◆ Exercise objective: Go through each line of the records below and count those with the word "this". Give only the count.

◆ Records to use:

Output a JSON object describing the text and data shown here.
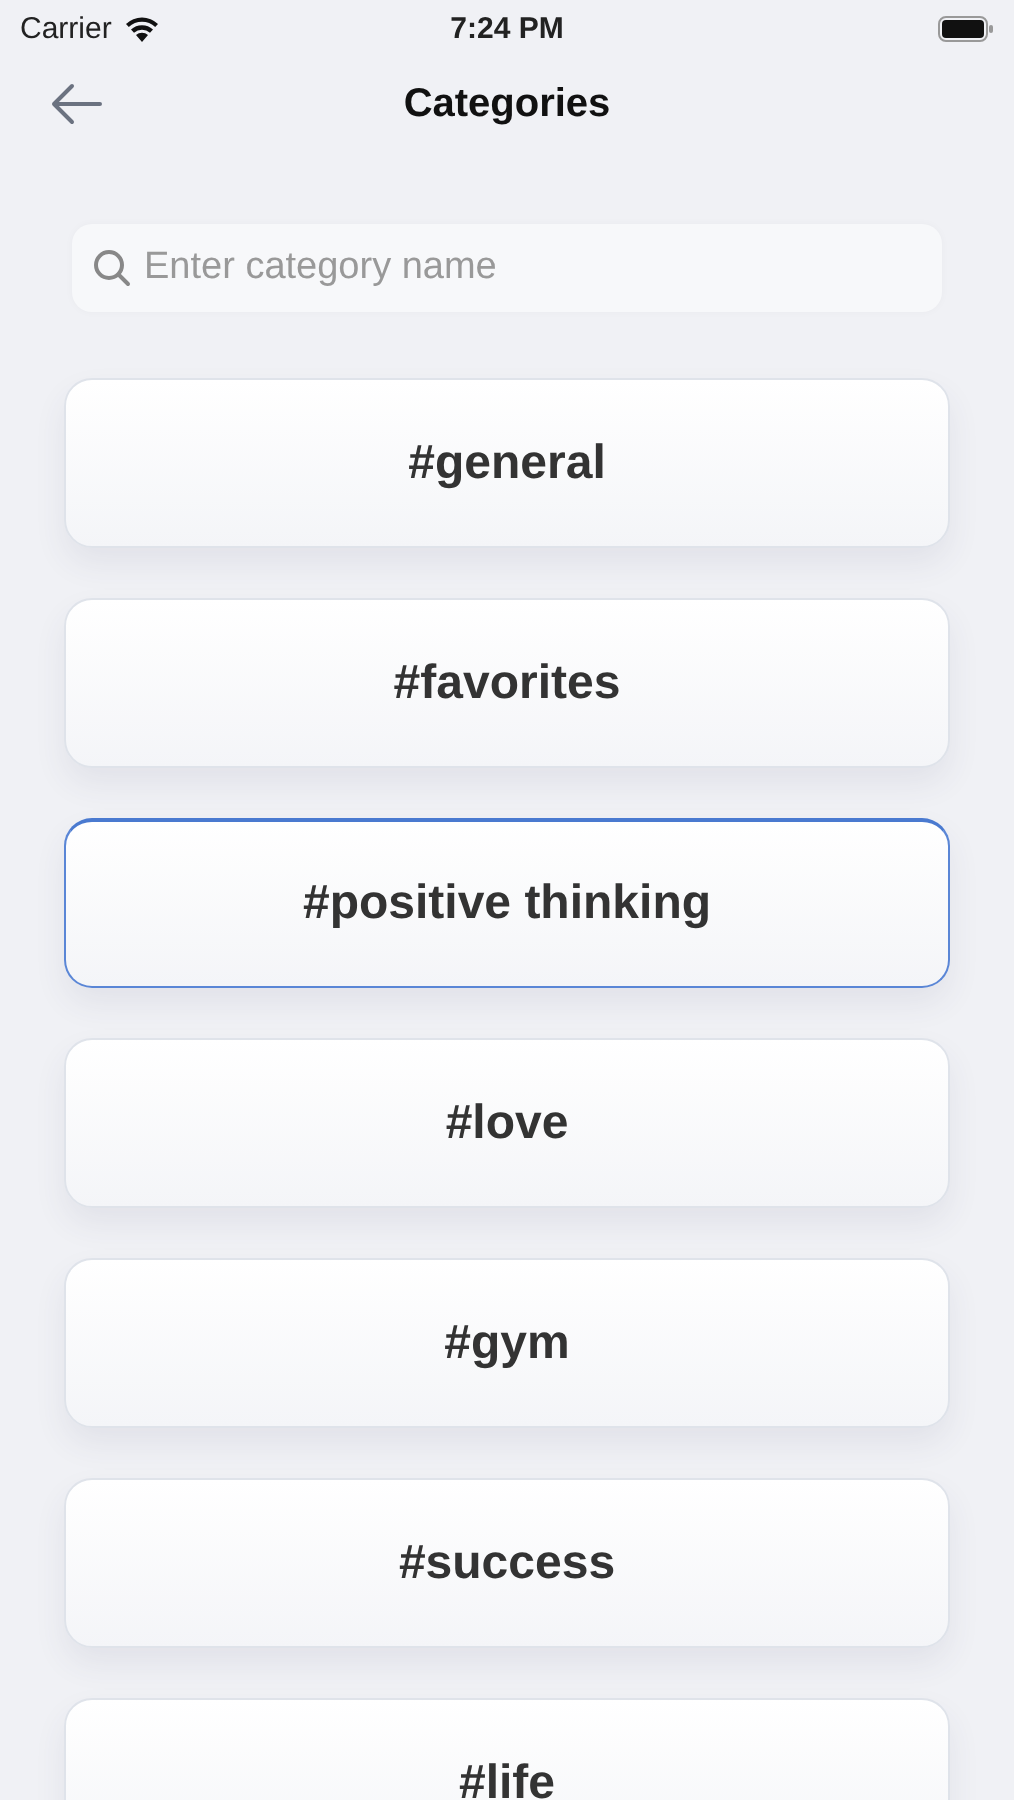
{
  "status_bar": {
    "carrier": "Carrier",
    "time": "7:24 PM"
  },
  "nav": {
    "title": "Categories"
  },
  "search": {
    "placeholder": "Enter category name"
  },
  "categories": [
    {
      "label": "#general",
      "selected": false
    },
    {
      "label": "#favorites",
      "selected": false
    },
    {
      "label": "#positive thinking",
      "selected": true
    },
    {
      "label": "#love",
      "selected": false
    },
    {
      "label": "#gym",
      "selected": false
    },
    {
      "label": "#success",
      "selected": false
    },
    {
      "label": "#life",
      "selected": false
    }
  ]
}
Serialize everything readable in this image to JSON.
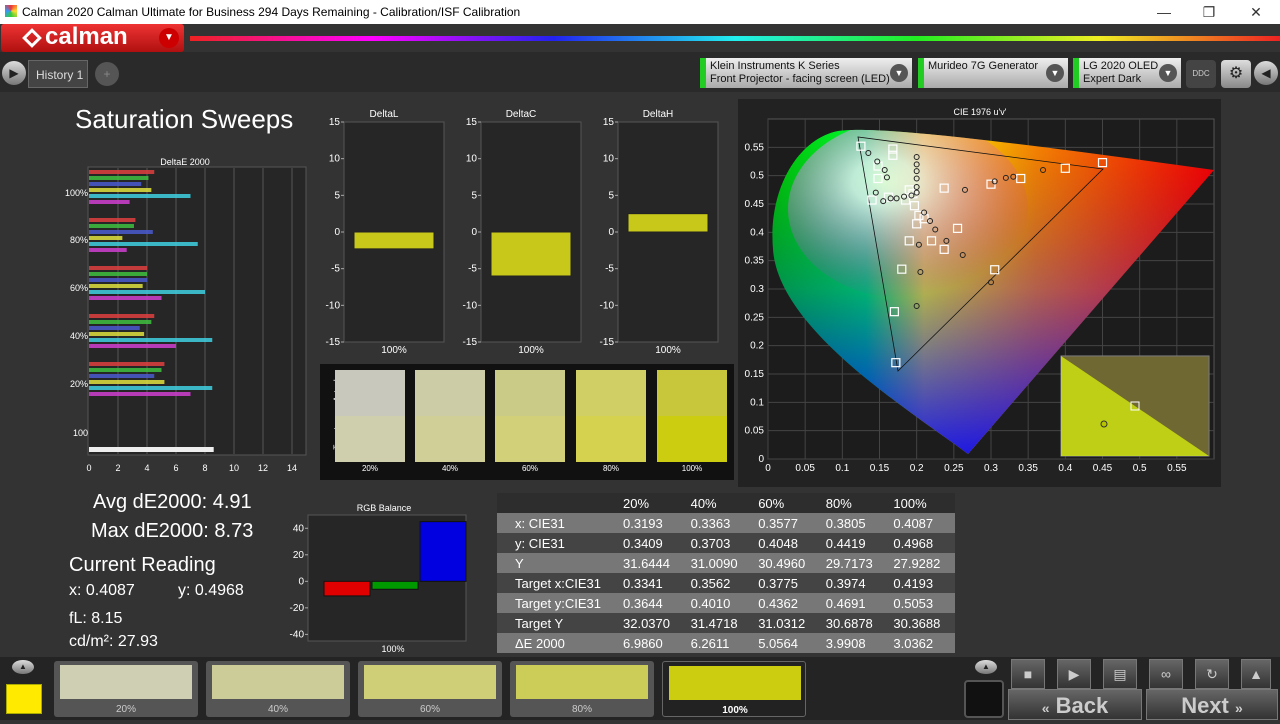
{
  "window": {
    "title": "Calman 2020 Calman Ultimate for Business 294 Days Remaining - Calibration/ISF Calibration"
  },
  "app": {
    "logo_text": "calman"
  },
  "toolbar": {
    "history_tab": "History 1",
    "devices": [
      {
        "line1": "Klein Instruments K Series",
        "line2": "Front Projector - facing screen (LED)"
      },
      {
        "line1": "Murideo 7G Generator",
        "line2": ""
      },
      {
        "line1": "LG 2020 OLED",
        "line2": "Expert Dark"
      }
    ],
    "ddc_label": "DDC"
  },
  "page": {
    "title": "Saturation Sweeps"
  },
  "deltae_chart": {
    "title": "DeltaE 2000",
    "y_labels": [
      "100%",
      "80%",
      "60%",
      "40%",
      "20%",
      "100"
    ],
    "x_ticks": [
      "0",
      "2",
      "4",
      "6",
      "8",
      "10",
      "12",
      "14"
    ]
  },
  "delta_charts": [
    {
      "title": "DeltaL",
      "ticks": [
        "15",
        "10",
        "5",
        "0",
        "-5",
        "-10",
        "-15"
      ],
      "x_label": "100%"
    },
    {
      "title": "DeltaC",
      "ticks": [
        "15",
        "10",
        "5",
        "0",
        "-5",
        "-10",
        "-15"
      ],
      "x_label": "100%"
    },
    {
      "title": "DeltaH",
      "ticks": [
        "15",
        "10",
        "5",
        "0",
        "-5",
        "-10",
        "-15"
      ],
      "x_label": "100%"
    }
  ],
  "swatches": {
    "actual_label": "Actual",
    "target_label": "Target",
    "labels": [
      "20%",
      "40%",
      "60%",
      "80%",
      "100%"
    ]
  },
  "cie": {
    "title": "CIE 1976 u'v'",
    "x_ticks": [
      "0",
      "0.05",
      "0.1",
      "0.15",
      "0.2",
      "0.25",
      "0.3",
      "0.35",
      "0.4",
      "0.45",
      "0.5",
      "0.55"
    ],
    "y_ticks": [
      "0.55",
      "0.5",
      "0.45",
      "0.4",
      "0.35",
      "0.3",
      "0.25",
      "0.2",
      "0.15",
      "0.1",
      "0.05",
      "0"
    ]
  },
  "stats": {
    "avg": "Avg dE2000: 4.91",
    "max": "Max dE2000: 8.73",
    "current_heading": "Current Reading",
    "x": "x: 0.4087",
    "y": "y: 0.4968",
    "fl": "fL: 8.15",
    "cdm2": "cd/m²: 27.93"
  },
  "rgb_balance": {
    "title": "RGB Balance",
    "ticks": [
      "40",
      "20",
      "0",
      "-20",
      "-40"
    ],
    "x_label": "100%",
    "chart_data": {
      "type": "bar",
      "categories": [
        "R",
        "G",
        "B"
      ],
      "values": [
        -11,
        -6,
        45
      ],
      "ylim": [
        -45,
        50
      ]
    }
  },
  "table": {
    "headers": [
      "",
      "20%",
      "40%",
      "60%",
      "80%",
      "100%"
    ],
    "rows": [
      [
        "x: CIE31",
        "0.3193",
        "0.3363",
        "0.3577",
        "0.3805",
        "0.4087"
      ],
      [
        "y: CIE31",
        "0.3409",
        "0.3703",
        "0.4048",
        "0.4419",
        "0.4968"
      ],
      [
        "Y",
        "31.6444",
        "31.0090",
        "30.4960",
        "29.7173",
        "27.9282"
      ],
      [
        "Target x:CIE31",
        "0.3341",
        "0.3562",
        "0.3775",
        "0.3974",
        "0.4193"
      ],
      [
        "Target y:CIE31",
        "0.3644",
        "0.4010",
        "0.4362",
        "0.4691",
        "0.5053"
      ],
      [
        "Target Y",
        "32.0370",
        "31.4718",
        "31.0312",
        "30.6878",
        "30.3688"
      ],
      [
        "ΔE 2000",
        "6.9860",
        "6.2611",
        "5.0564",
        "3.9908",
        "3.0362"
      ]
    ]
  },
  "patches": [
    "20%",
    "40%",
    "60%",
    "80%",
    "100%"
  ],
  "nav": {
    "back": "Back",
    "next": "Next"
  },
  "colors": {
    "accent_red": "#e02020",
    "yellow_bar": "#c8c81a",
    "patch_yellow": "#ffea00"
  },
  "chart_data": [
    {
      "type": "bar",
      "title": "DeltaL",
      "categories": [
        "100%"
      ],
      "values": [
        -2.3
      ],
      "ylim": [
        -15,
        15
      ]
    },
    {
      "type": "bar",
      "title": "DeltaC",
      "categories": [
        "100%"
      ],
      "values": [
        -6
      ],
      "ylim": [
        -15,
        15
      ]
    },
    {
      "type": "bar",
      "title": "DeltaH",
      "categories": [
        "100%"
      ],
      "values": [
        2.5
      ],
      "ylim": [
        -15,
        15
      ]
    }
  ]
}
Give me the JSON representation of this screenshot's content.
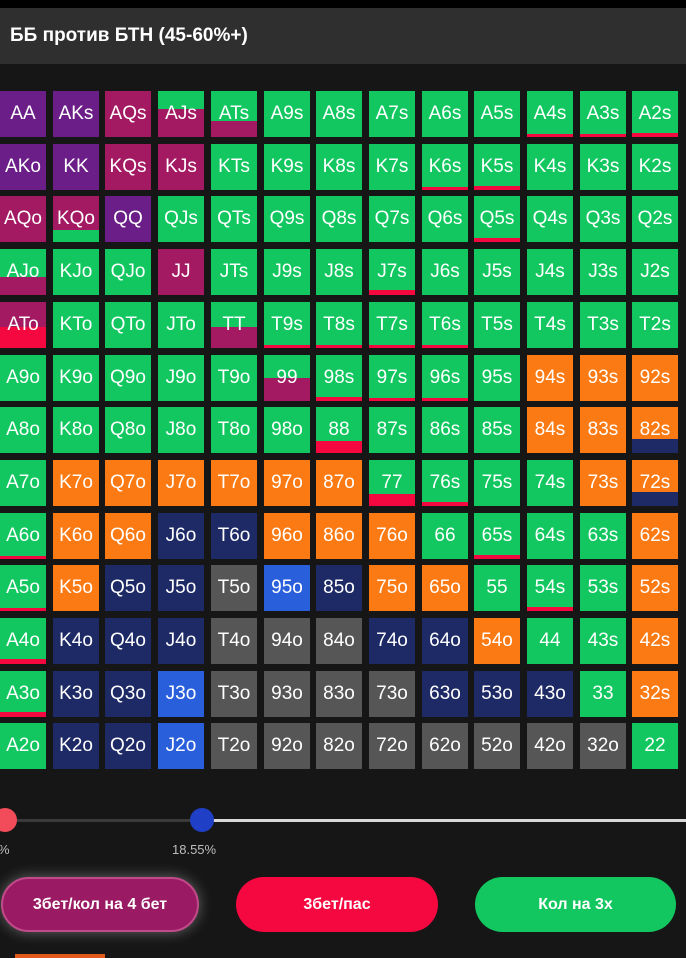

◆ Task solution: 2